Work instructions -
Where a line of the material contains the string "Output", copy that line.

— Start Material for this exercise —

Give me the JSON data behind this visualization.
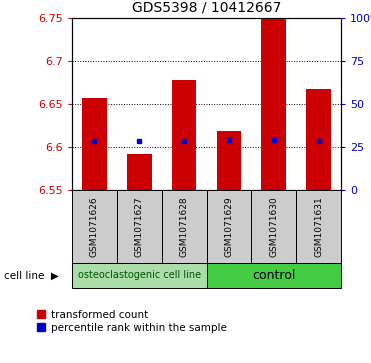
{
  "title": "GDS5398 / 10412667",
  "samples": [
    "GSM1071626",
    "GSM1071627",
    "GSM1071628",
    "GSM1071629",
    "GSM1071630",
    "GSM1071631"
  ],
  "bar_bottoms": [
    6.55,
    6.55,
    6.55,
    6.55,
    6.55,
    6.55
  ],
  "bar_tops": [
    6.657,
    6.592,
    6.678,
    6.619,
    6.75,
    6.667
  ],
  "percentile_values": [
    6.607,
    6.607,
    6.607,
    6.608,
    6.608,
    6.607
  ],
  "ylim": [
    6.55,
    6.75
  ],
  "yticks_left": [
    6.55,
    6.6,
    6.65,
    6.7,
    6.75
  ],
  "ytick_labels_left": [
    "6.55",
    "6.6",
    "6.65",
    "6.7",
    "6.75"
  ],
  "ytick_labels_right": [
    "0",
    "25",
    "50",
    "75",
    "100%"
  ],
  "grid_lines": [
    6.6,
    6.65,
    6.7
  ],
  "bar_color": "#cc0000",
  "percentile_color": "#0000cc",
  "group1_label": "osteoclastogenic cell line",
  "group2_label": "control",
  "group1_color": "#aaddaa",
  "group2_color": "#44cc44",
  "sample_box_color": "#cccccc",
  "legend_bar_label": "transformed count",
  "legend_pct_label": "percentile rank within the sample",
  "bar_width": 0.55,
  "left_axis_color": "#cc0000",
  "right_axis_color": "#0000cc",
  "title_fontsize": 10,
  "tick_fontsize": 8,
  "sample_fontsize": 6.5,
  "group_label1_fontsize": 7,
  "group_label2_fontsize": 9,
  "legend_fontsize": 7.5
}
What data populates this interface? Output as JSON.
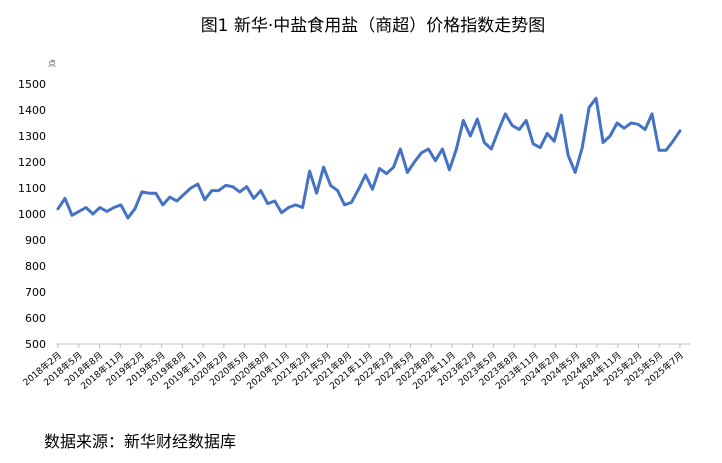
{
  "chart_data": {
    "type": "line",
    "title": "图1 新华·中盐食用盐（商超）价格指数走势图",
    "ylabel": "点",
    "ylim": [
      500,
      1500
    ],
    "yticks": [
      500,
      600,
      700,
      800,
      900,
      1000,
      1100,
      1200,
      1300,
      1400,
      1500
    ],
    "grid": false,
    "series_color": "#4472C4",
    "xticks": [
      "2018年2月",
      "2018年5月",
      "2018年8月",
      "2018年11月",
      "2019年2月",
      "2019年5月",
      "2019年8月",
      "2019年11月",
      "2020年2月",
      "2020年5月",
      "2020年8月",
      "2020年11月",
      "2021年2月",
      "2021年5月",
      "2021年8月",
      "2021年11月",
      "2022年2月",
      "2022年5月",
      "2022年8月",
      "2022年11月",
      "2023年2月",
      "2023年5月",
      "2023年8月",
      "2023年11月",
      "2024年2月",
      "2024年5月",
      "2024年8月",
      "2024年11月",
      "2025年2月",
      "2025年5月",
      "2025年7月"
    ],
    "values": [
      1020,
      1060,
      995,
      1010,
      1025,
      1000,
      1025,
      1010,
      1025,
      1035,
      985,
      1020,
      1085,
      1080,
      1080,
      1035,
      1065,
      1050,
      1075,
      1100,
      1115,
      1055,
      1090,
      1090,
      1110,
      1105,
      1085,
      1105,
      1060,
      1090,
      1040,
      1050,
      1005,
      1025,
      1035,
      1025,
      1165,
      1080,
      1180,
      1110,
      1090,
      1035,
      1045,
      1095,
      1150,
      1095,
      1175,
      1155,
      1180,
      1250,
      1160,
      1200,
      1235,
      1250,
      1205,
      1250,
      1170,
      1250,
      1360,
      1300,
      1365,
      1275,
      1250,
      1320,
      1385,
      1340,
      1325,
      1360,
      1270,
      1255,
      1310,
      1280,
      1380,
      1225,
      1160,
      1255,
      1410,
      1445,
      1275,
      1300,
      1350,
      1330,
      1350,
      1345,
      1325,
      1385,
      1245,
      1245,
      1280,
      1320
    ],
    "source": "数据来源：新华财经数据库"
  }
}
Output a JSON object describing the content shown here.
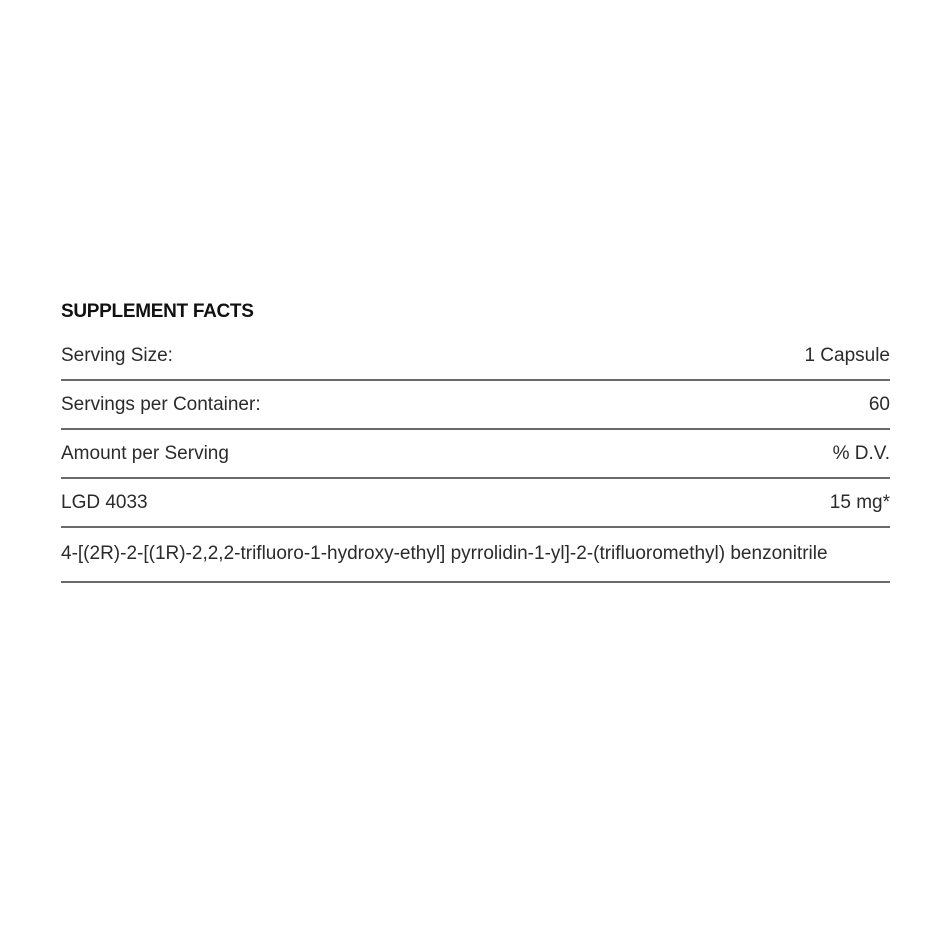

— End Material for this exercise —

Finished exercise -
What data populates this interface? Output as JSON.
Output a JSON object describing the content shown here.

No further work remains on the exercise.